** Start SUPPLIED DATA **

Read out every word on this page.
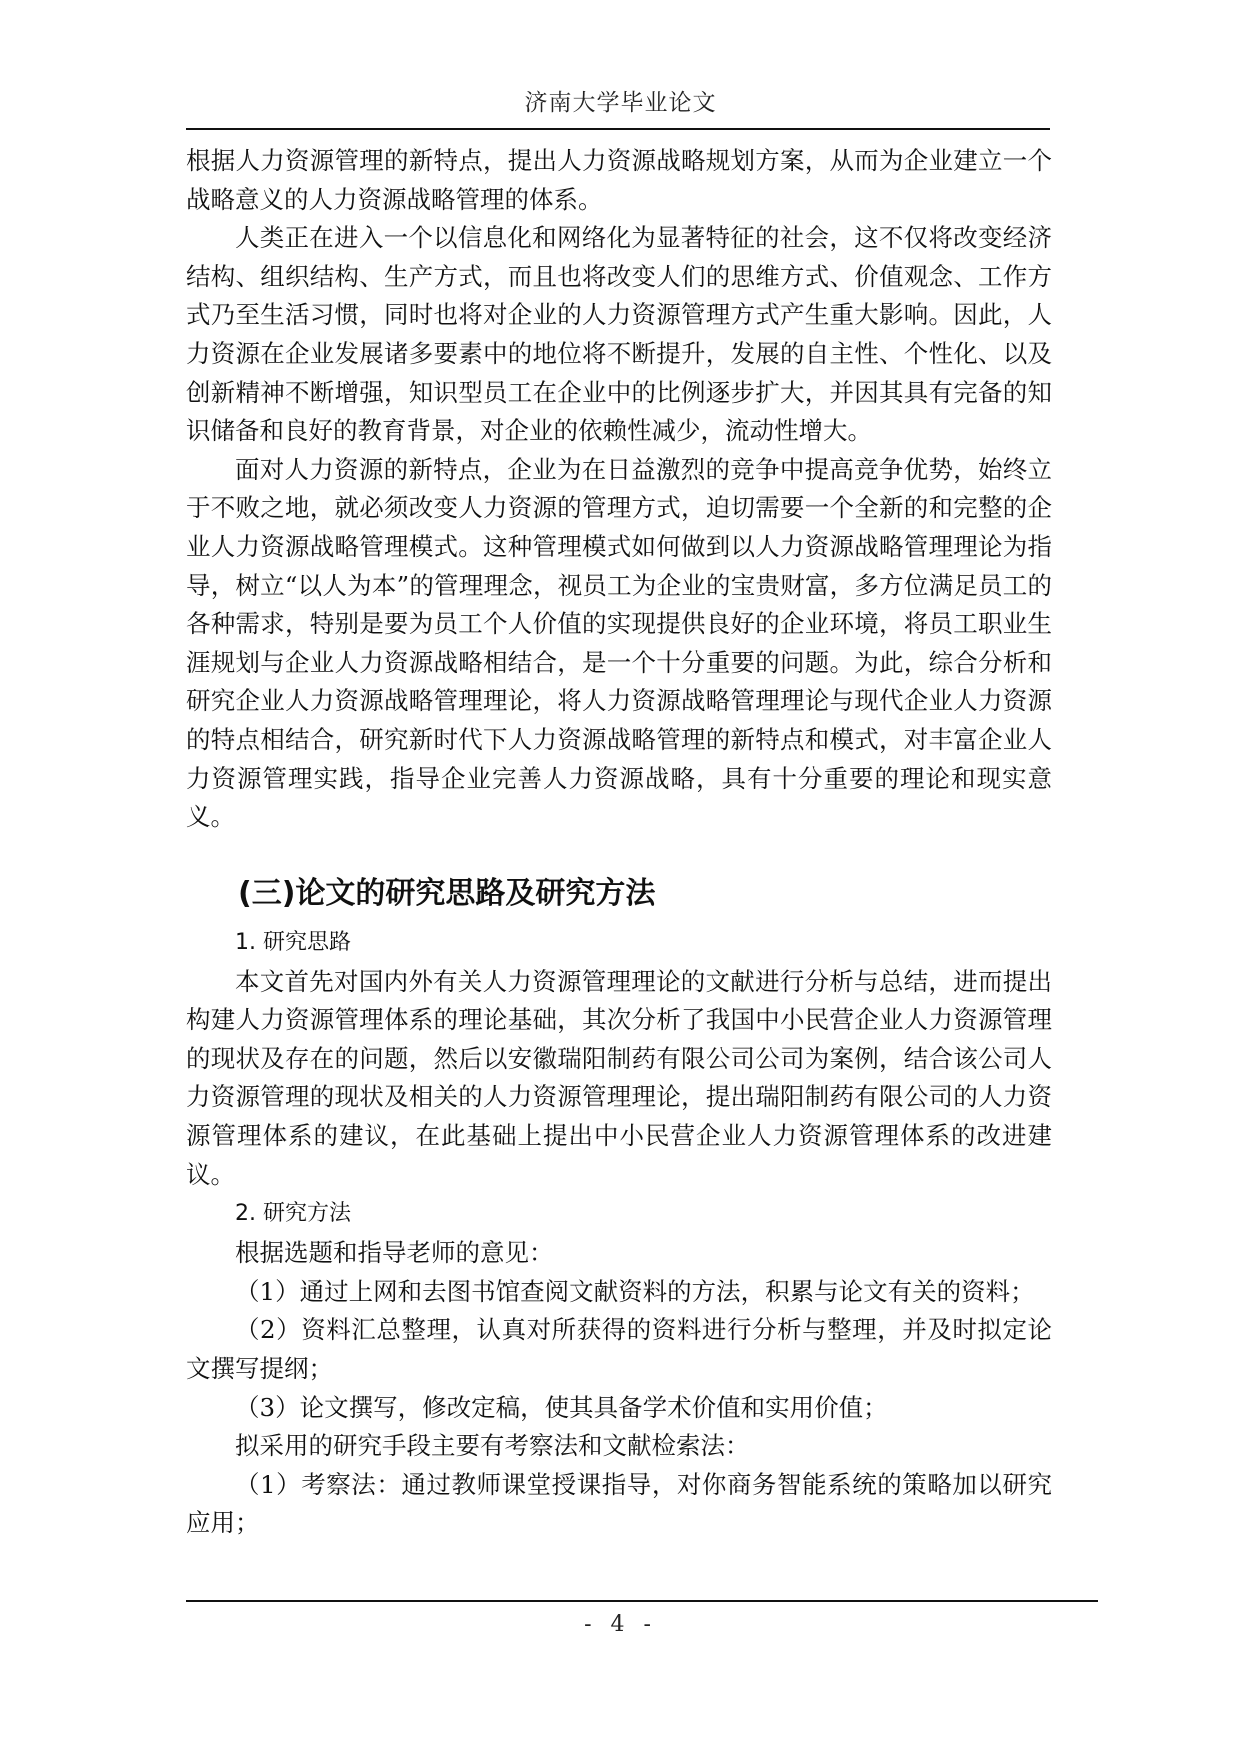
济南大学毕业论文

根据人力资源管理的新特点，提出人力资源战略规划方案，从而为企业建立一个战略意义的人力资源战略管理的体系。

人类正在进入一个以信息化和网络化为显著特征的社会，这不仅将改变经济结构、组织结构、生产方式，而且也将改变人们的思维方式、价值观念、工作方式乃至生活习惯，同时也将对企业的人力资源管理方式产生重大影响。因此，人力资源在企业发展诸多要素中的地位将不断提升，发展的自主性、个性化、以及创新精神不断增强，知识型员工在企业中的比例逐步扩大，并因其具有完备的知识储备和良好的教育背景，对企业的依赖性减少，流动性增大。

面对人力资源的新特点，企业为在日益激烈的竞争中提高竞争优势，始终立于不败之地，就必须改变人力资源的管理方式，迫切需要一个全新的和完整的企业人力资源战略管理模式。这种管理模式如何做到以人力资源战略管理理论为指导，树立“以人为本”的管理理念，视员工为企业的宝贵财富，多方位满足员工的各种需求，特别是要为员工个人价值的实现提供良好的企业环境，将员工职业生涯规划与企业人力资源战略相结合，是一个十分重要的问题。为此，综合分析和研究企业人力资源战略管理理论，将人力资源战略管理理论与现代企业人力资源的特点相结合，研究新时代下人力资源战略管理的新特点和模式，对丰富企业人力资源管理实践，指导企业完善人力资源战略，具有十分重要的理论和现实意义。

(三)论文的研究思路及研究方法
1. 研究思路

本文首先对国内外有关人力资源管理理论的文献进行分析与总结，进而提出构建人力资源管理体系的理论基础，其次分析了我国中小民营企业人力资源管理的现状及存在的问题，然后以安徽瑞阳制药有限公司公司为案例，结合该公司人力资源管理的现状及相关的人力资源管理理论，提出瑞阳制药有限公司的人力资源管理体系的建议，在此基础上提出中小民营企业人力资源管理体系的改进建议。

2. 研究方法

根据选题和指导老师的意见：

（1）通过上网和去图书馆查阅文献资料的方法，积累与论文有关的资料；

（2）资料汇总整理，认真对所获得的资料进行分析与整理，并及时拟定论文撰写提纲；

（3）论文撰写，修改定稿，使其具备学术价值和实用价值；

拟采用的研究手段主要有考察法和文献检索法：

（1）考察法：通过教师课堂授课指导，对你商务智能系统的策略加以研究应用；

- 4 -
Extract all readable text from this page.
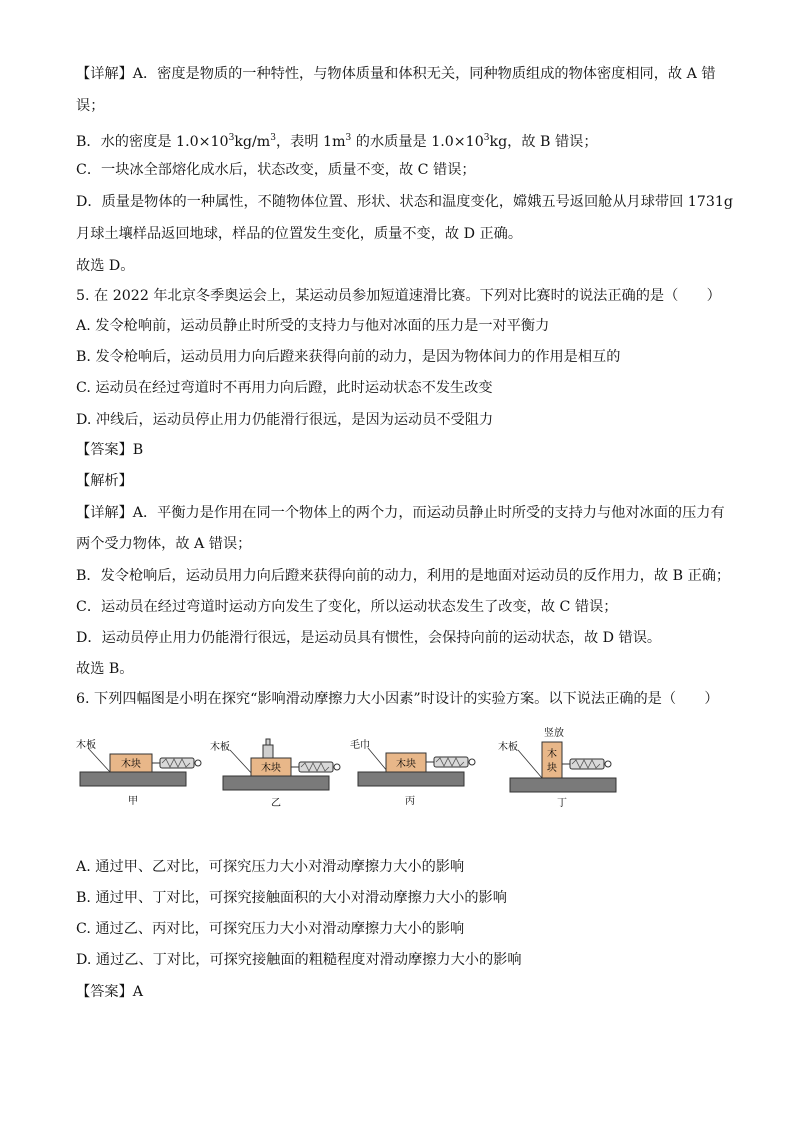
【详解】A．密度是物质的一种特性，与物体质量和体积无关，同种物质组成的物体密度相同，故 A 错
误；
B．水的密度是 $1.0\times 10^3kg/m^3$，表明 $1m^3$ 的水质量是 $1.0\times 10^3kg$，故 B 错误；
C．一块冰全部熔化成水后，状态改变，质量不变，故 C 错误；
D．质量是物体的一种属性，不随物体位置、形状、状态和温度变化，嫦娥五号返回舱从月球带回 1731g
月球土壤样品返回地球，样品的位置发生变化，质量不变，故 D 正确。
故选 D。
5. 在 2022 年北京冬季奥运会上，某运动员参加短道速滑比赛。下列对比赛时的说法正确的是（　　）
A. 发令枪响前，运动员静止时所受的支持力与他对冰面的压力是一对平衡力
B. 发令枪响后，运动员用力向后蹬来获得向前的动力，是因为物体间力的作用是相互的
C. 运动员在经过弯道时不再用力向后蹬，此时运动状态不发生改变
D. 冲线后，运动员停止用力仍能滑行很远，是因为运动员不受阻力
【答案】B
【解析】
【详解】A．平衡力是作用在同一个物体上的两个力，而运动员静止时所受的支持力与他对冰面的压力有
两个受力物体，故 A 错误；
B．发令枪响后，运动员用力向后蹬来获得向前的动力，利用的是地面对运动员的反作用力，故 B 正确；
C．运动员在经过弯道时运动方向发生了变化，所以运动状态发生了改变，故 C 错误；
D．运动员停止用力仍能滑行很远，是运动员具有惯性，会保持向前的运动状态，故 D 错误。
故选 B。
6. 下列四幅图是小明在探究“影响滑动摩擦力大小因素”时设计的实验方案。以下说法正确的是（　　）
木板
木块
甲
木板
木块
乙
毛巾
木块
丙
木板
竖放
木
块
丁
A. 通过甲、乙对比，可探究压力大小对滑动摩擦力大小的影响
B. 通过甲、丁对比，可探究接触面积的大小对滑动摩擦力大小的影响
C. 通过乙、丙对比，可探究压力大小对滑动摩擦力大小的影响
D. 通过乙、丁对比，可探究接触面的粗糙程度对滑动摩擦力大小的影响
【答案】A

** End SUPPLIED DATA **

• **SHORT TASK**: Write out the full set of lines verbatim, without the pictures.

• **SOLUTION FOR THIS TASK**:
Read out every word on this page.
济南大学毕业论文

根据人力资源管理的新特点，提出人力资源战略规划方案，从而为企业建立一个战略意义的人力资源战略管理的体系。

人类正在进入一个以信息化和网络化为显著特征的社会，这不仅将改变经济结构、组织结构、生产方式，而且也将改变人们的思维方式、价值观念、工作方式乃至生活习惯，同时也将对企业的人力资源管理方式产生重大影响。因此，人力资源在企业发展诸多要素中的地位将不断提升，发展的自主性、个性化、以及创新精神不断增强，知识型员工在企业中的比例逐步扩大，并因其具有完备的知识储备和良好的教育背景，对企业的依赖性减少，流动性增大。

面对人力资源的新特点，企业为在日益激烈的竞争中提高竞争优势，始终立于不败之地，就必须改变人力资源的管理方式，迫切需要一个全新的和完整的企业人力资源战略管理模式。这种管理模式如何做到以人力资源战略管理理论为指导，树立“以人为本”的管理理念，视员工为企业的宝贵财富，多方位满足员工的各种需求，特别是要为员工个人价值的实现提供良好的企业环境，将员工职业生涯规划与企业人力资源战略相结合，是一个十分重要的问题。为此，综合分析和研究企业人力资源战略管理理论，将人力资源战略管理理论与现代企业人力资源的特点相结合，研究新时代下人力资源战略管理的新特点和模式，对丰富企业人力资源管理实践，指导企业完善人力资源战略，具有十分重要的理论和现实意义。

(三)论文的研究思路及研究方法
1. 研究思路

本文首先对国内外有关人力资源管理理论的文献进行分析与总结，进而提出构建人力资源管理体系的理论基础，其次分析了我国中小民营企业人力资源管理的现状及存在的问题，然后以安徽瑞阳制药有限公司公司为案例，结合该公司人力资源管理的现状及相关的人力资源管理理论，提出瑞阳制药有限公司的人力资源管理体系的建议，在此基础上提出中小民营企业人力资源管理体系的改进建议。

2. 研究方法

根据选题和指导老师的意见：

（1）通过上网和去图书馆查阅文献资料的方法，积累与论文有关的资料；

（2）资料汇总整理，认真对所获得的资料进行分析与整理，并及时拟定论文撰写提纲；

（3）论文撰写，修改定稿，使其具备学术价值和实用价值；

拟采用的研究手段主要有考察法和文献检索法：

（1）考察法：通过教师课堂授课指导，对你商务智能系统的策略加以研究应用；

- 4 -
Extract all readable text from this page.
【详解】A．密度是物质的一种特性，与物体质量和体积无关，同种物质组成的物体密度相同，故 A 错
误；
B．水的密度是 $1.0\times 10^3kg/m^3$，表明 $1m^3$ 的水质量是 $1.0\times 10^3kg$，故 B 错误；
C．一块冰全部熔化成水后，状态改变，质量不变，故 C 错误；
D．质量是物体的一种属性，不随物体位置、形状、状态和温度变化，嫦娥五号返回舱从月球带回 1731g
月球土壤样品返回地球，样品的位置发生变化，质量不变，故 D 正确。
故选 D。
5. 在 2022 年北京冬季奥运会上，某运动员参加短道速滑比赛。下列对比赛时的说法正确的是（　　）
A. 发令枪响前，运动员静止时所受的支持力与他对冰面的压力是一对平衡力
B. 发令枪响后，运动员用力向后蹬来获得向前的动力，是因为物体间力的作用是相互的
C. 运动员在经过弯道时不再用力向后蹬，此时运动状态不发生改变
D. 冲线后，运动员停止用力仍能滑行很远，是因为运动员不受阻力
【答案】B
【解析】
【详解】A．平衡力是作用在同一个物体上的两个力，而运动员静止时所受的支持力与他对冰面的压力有
两个受力物体，故 A 错误；
B．发令枪响后，运动员用力向后蹬来获得向前的动力，利用的是地面对运动员的反作用力，故 B 正确；
C．运动员在经过弯道时运动方向发生了变化，所以运动状态发生了改变，故 C 错误；
D．运动员停止用力仍能滑行很远，是运动员具有惯性，会保持向前的运动状态，故 D 错误。
故选 B。
6. 下列四幅图是小明在探究“影响滑动摩擦力大小因素”时设计的实验方案。以下说法正确的是（　　）
木板
木块
甲
木板
木块
乙
毛巾
木块
丙
木板
竖放
木
块
丁
A. 通过甲、乙对比，可探究压力大小对滑动摩擦力大小的影响
B. 通过甲、丁对比，可探究接触面积的大小对滑动摩擦力大小的影响
C. 通过乙、丙对比，可探究压力大小对滑动摩擦力大小的影响
D. 通过乙、丁对比，可探究接触面的粗糙程度对滑动摩擦力大小的影响
【答案】A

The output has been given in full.